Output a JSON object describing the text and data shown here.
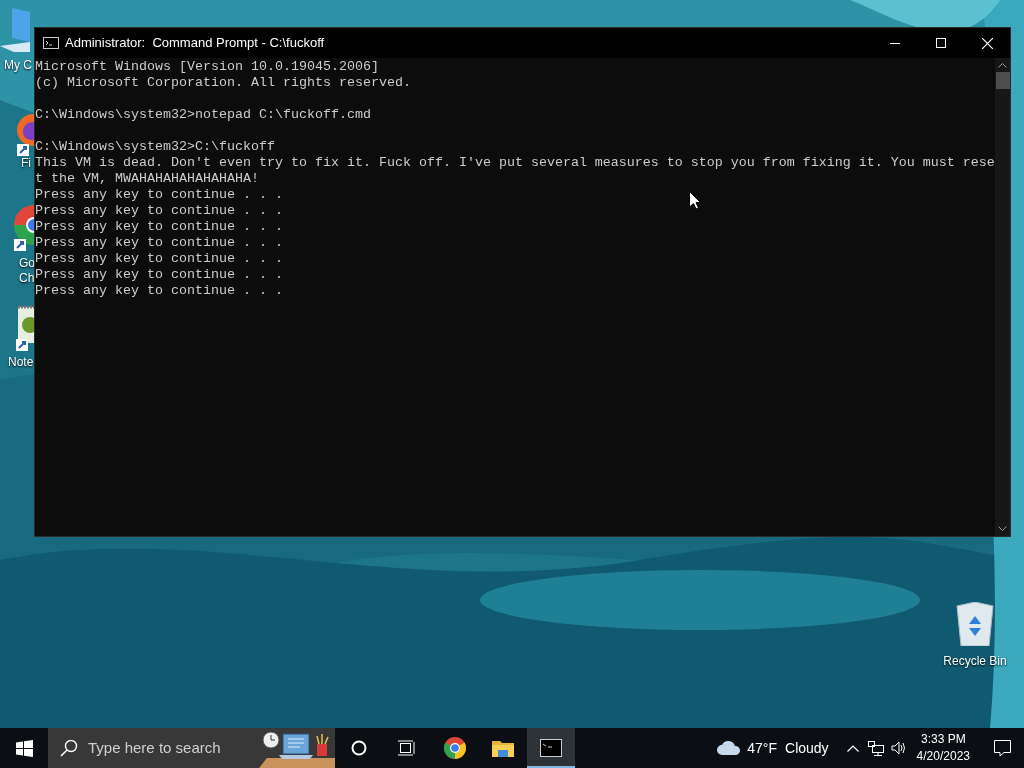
{
  "desktop_icons": [
    {
      "kind": "computer",
      "label_lines": [
        "My C"
      ]
    },
    {
      "kind": "firefox",
      "label_lines": [
        "Fi"
      ]
    },
    {
      "kind": "chrome",
      "label_lines": [
        "Go",
        "Ch"
      ]
    },
    {
      "kind": "notepad",
      "label_lines": [
        "Note"
      ]
    },
    {
      "kind": "recycle",
      "label_lines": [
        "Recycle Bin"
      ]
    }
  ],
  "window": {
    "title": "Administrator:  Command Prompt - C:\\fuckoff",
    "console_blocks": [
      [
        "Microsoft Windows [Version 10.0.19045.2006]",
        "(c) Microsoft Corporation. All rights reserved."
      ],
      [
        "C:\\Windows\\system32>notepad C:\\fuckoff.cmd"
      ],
      [
        "C:\\Windows\\system32>C:\\fuckoff",
        "This VM is dead. Don't even try to fix it. Fuck off. I've put several measures to stop you from fixing it. You must rese",
        "t the VM, MWAHAHAHAHAHAHAHA!",
        "Press any key to continue . . .",
        "Press any key to continue . . .",
        "Press any key to continue . . .",
        "Press any key to continue . . .",
        "Press any key to continue . . .",
        "Press any key to continue . . .",
        "Press any key to continue . . ."
      ]
    ]
  },
  "taskbar": {
    "search": {
      "placeholder": "Type here to search"
    },
    "apps": [
      {
        "kind": "chrome",
        "selected": false
      },
      {
        "kind": "folder",
        "selected": false
      },
      {
        "kind": "console",
        "selected": true
      }
    ],
    "weather": {
      "temperature": "47°F",
      "condition": "Cloudy"
    },
    "time": "3:33 PM",
    "date": "4/20/2023"
  }
}
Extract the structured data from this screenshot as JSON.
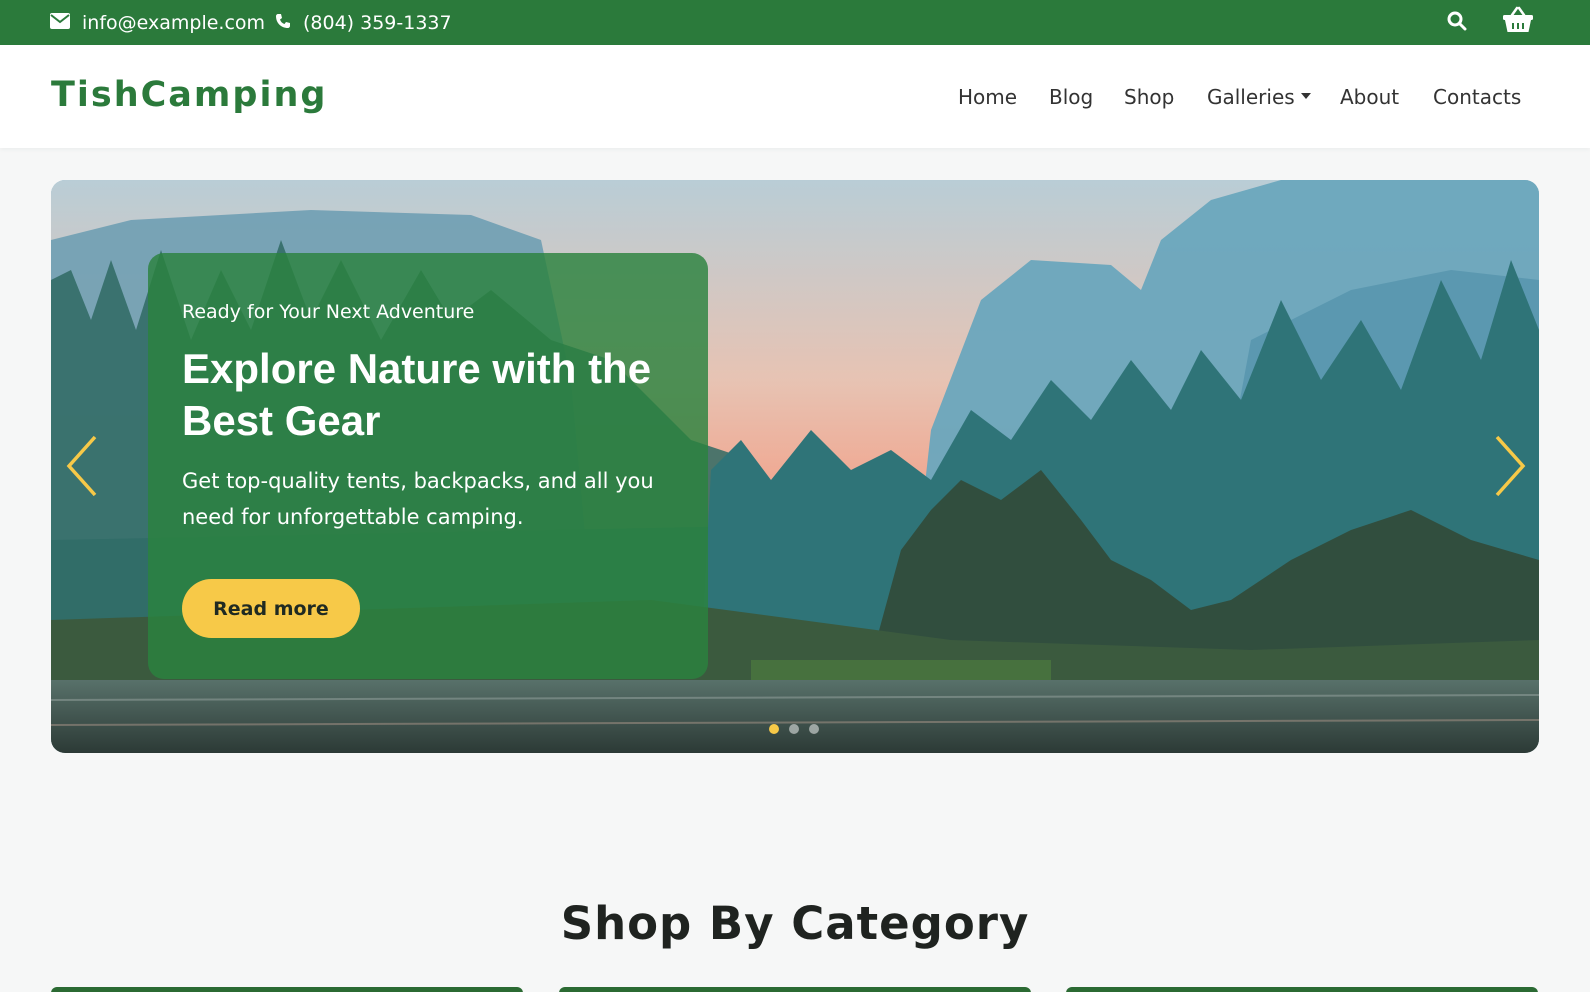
{
  "topbar": {
    "email": "info@example.com",
    "phone": "(804) 359-1337",
    "icons": [
      "envelope-icon",
      "phone-icon",
      "search-icon",
      "basket-icon"
    ]
  },
  "header": {
    "logo": "TishCamping",
    "nav": [
      {
        "label": "Home"
      },
      {
        "label": "Blog"
      },
      {
        "label": "Shop"
      },
      {
        "label": "Galleries",
        "dropdown": true
      },
      {
        "label": "About"
      },
      {
        "label": "Contacts"
      }
    ]
  },
  "hero": {
    "eyebrow": "Ready for Your Next Adventure",
    "headline": "Explore Nature with the Best Gear",
    "description": "Get top-quality tents, backpacks, and all you need for unforgettable camping.",
    "button_label": "Read more",
    "slides_total": 3,
    "active_slide": 1
  },
  "section": {
    "title": "Shop By Category"
  },
  "colors": {
    "primary_green": "#2b7a3b",
    "accent_yellow": "#f7c948",
    "card_green": "#2b823e"
  }
}
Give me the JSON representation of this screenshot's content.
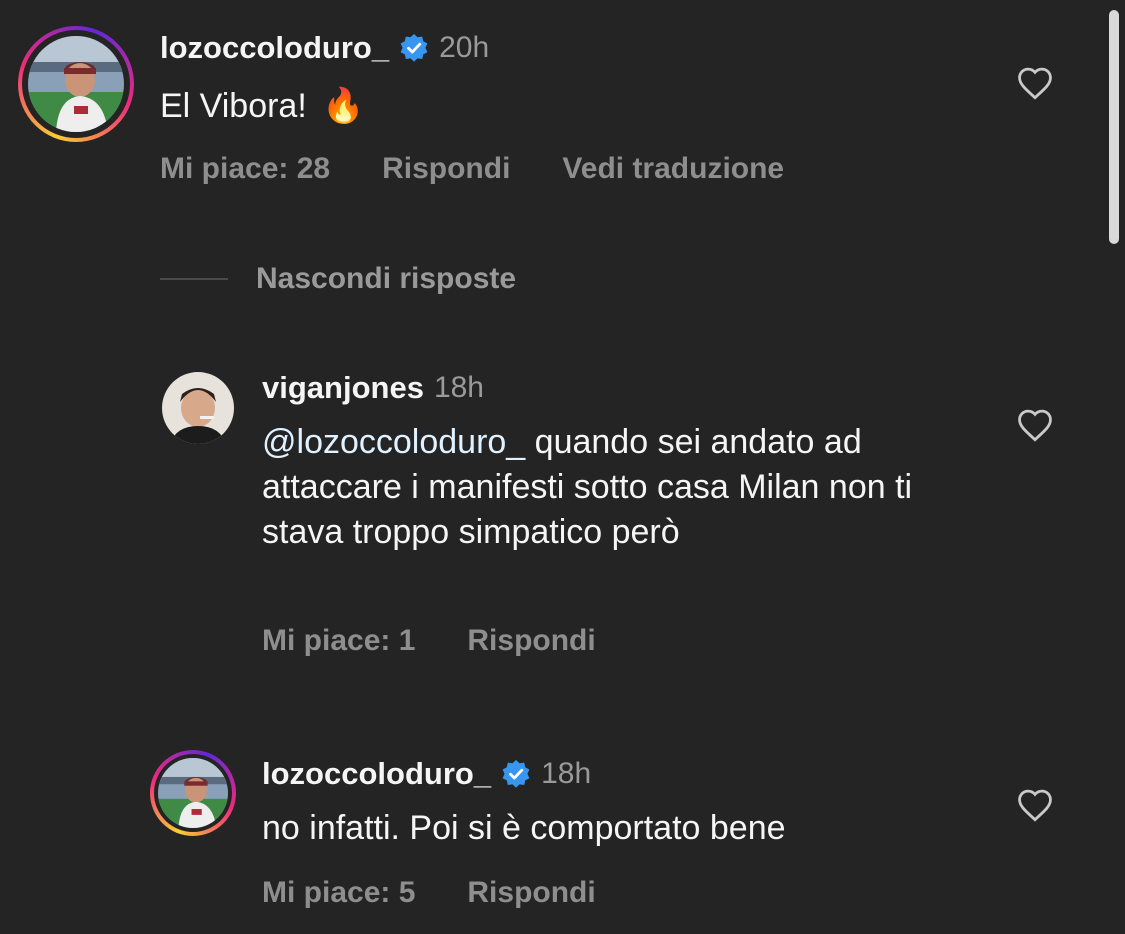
{
  "comments": [
    {
      "username": "lozoccoloduro_",
      "verified": true,
      "time": "20h",
      "text": "El Vibora!",
      "emoji": "🔥",
      "likes_label": "Mi piace: 28",
      "reply_label": "Rispondi",
      "translate_label": "Vedi traduzione",
      "story_ring": true
    }
  ],
  "hide_replies_label": "Nascondi risposte",
  "replies": [
    {
      "username": "viganjones",
      "verified": false,
      "time": "18h",
      "mention": "@lozoccoloduro_",
      "text": " quando sei andato ad attaccare i manifesti sotto casa Milan non ti stava troppo simpatico però",
      "likes_label": "Mi piace: 1",
      "reply_label": "Rispondi",
      "story_ring": false
    },
    {
      "username": "lozoccoloduro_",
      "verified": true,
      "time": "18h",
      "text": "no infatti. Poi si è comportato bene",
      "likes_label": "Mi piace: 5",
      "reply_label": "Rispondi",
      "story_ring": true
    }
  ],
  "icons": {
    "like": "heart-outline-icon",
    "verified": "verified-badge-icon"
  },
  "colors": {
    "background": "#242424",
    "verified": "#3797f0",
    "mention": "#e0f1ff",
    "secondary_text": "#8e8e8e"
  }
}
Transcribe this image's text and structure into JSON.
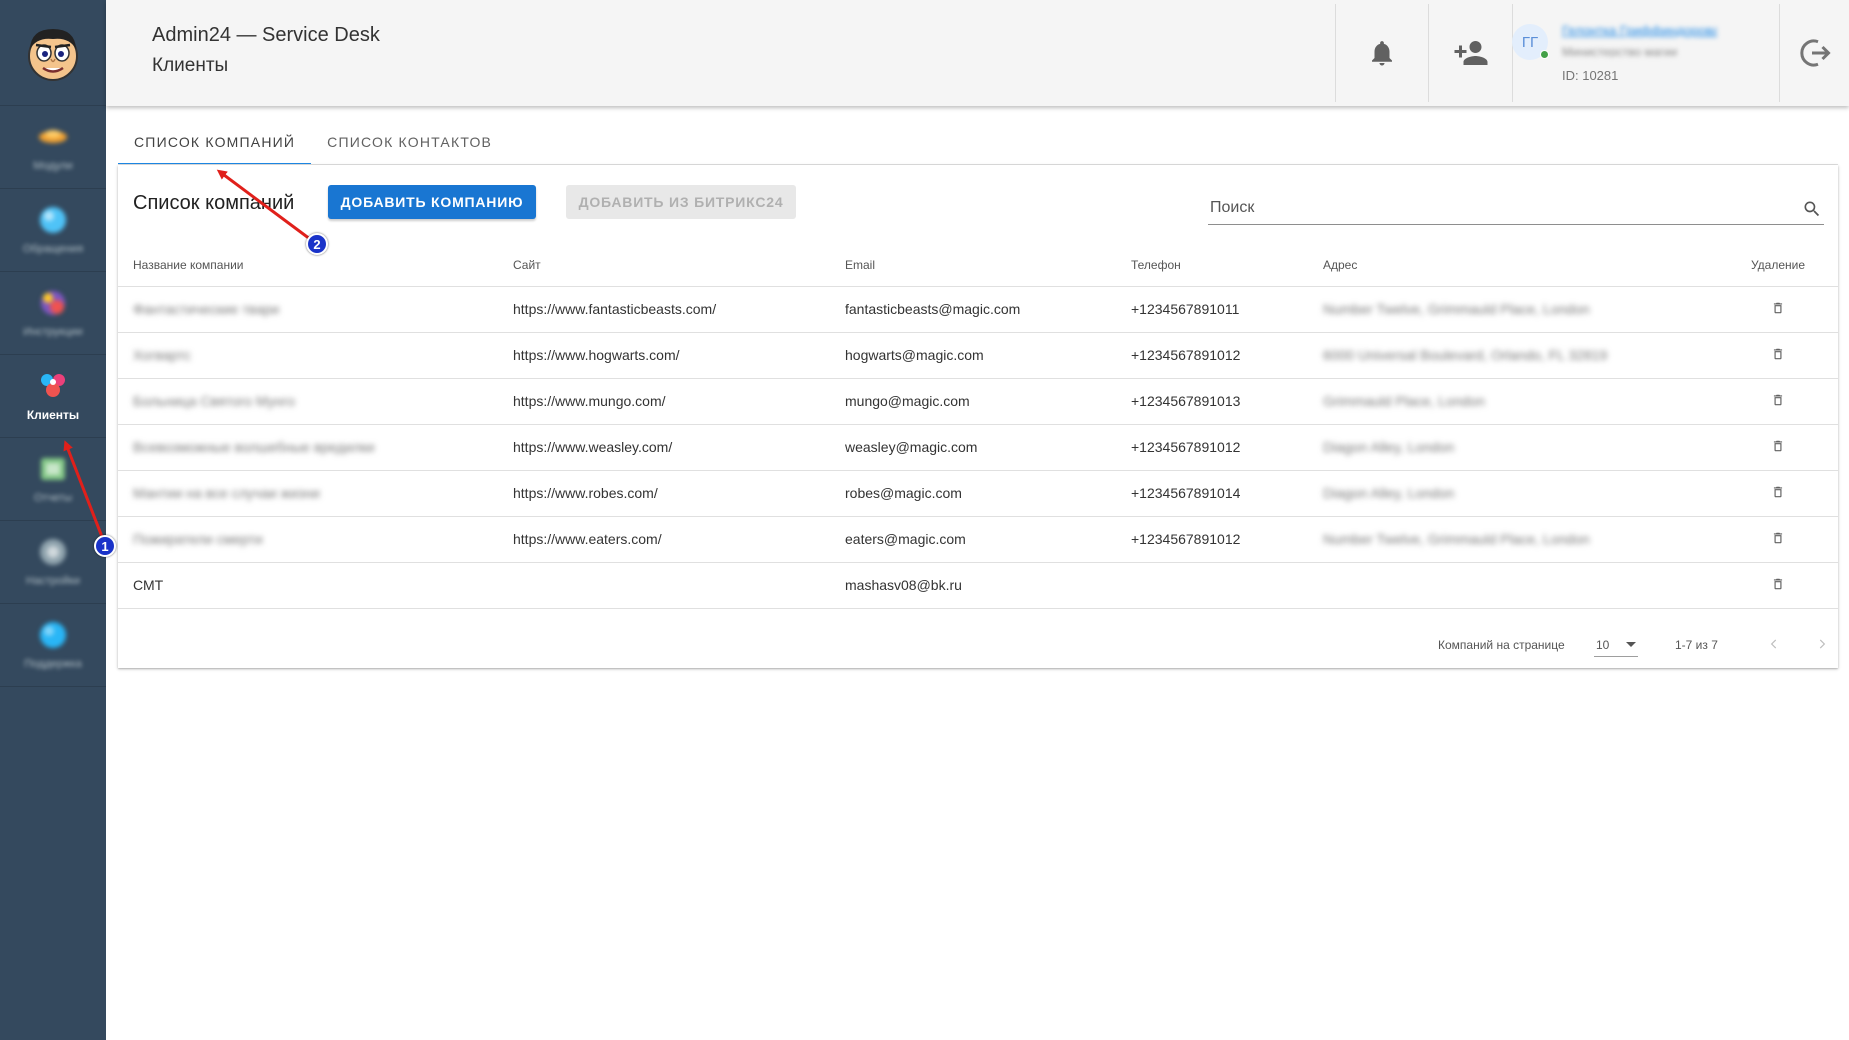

━━━━

▶ [What to do]: Each line with the string "data" in it needs to be found and copied.

▶ [Exercise response]:
Output a JSON object describing the text and data shown here.
Extract the structured data from this screenshot as JSON.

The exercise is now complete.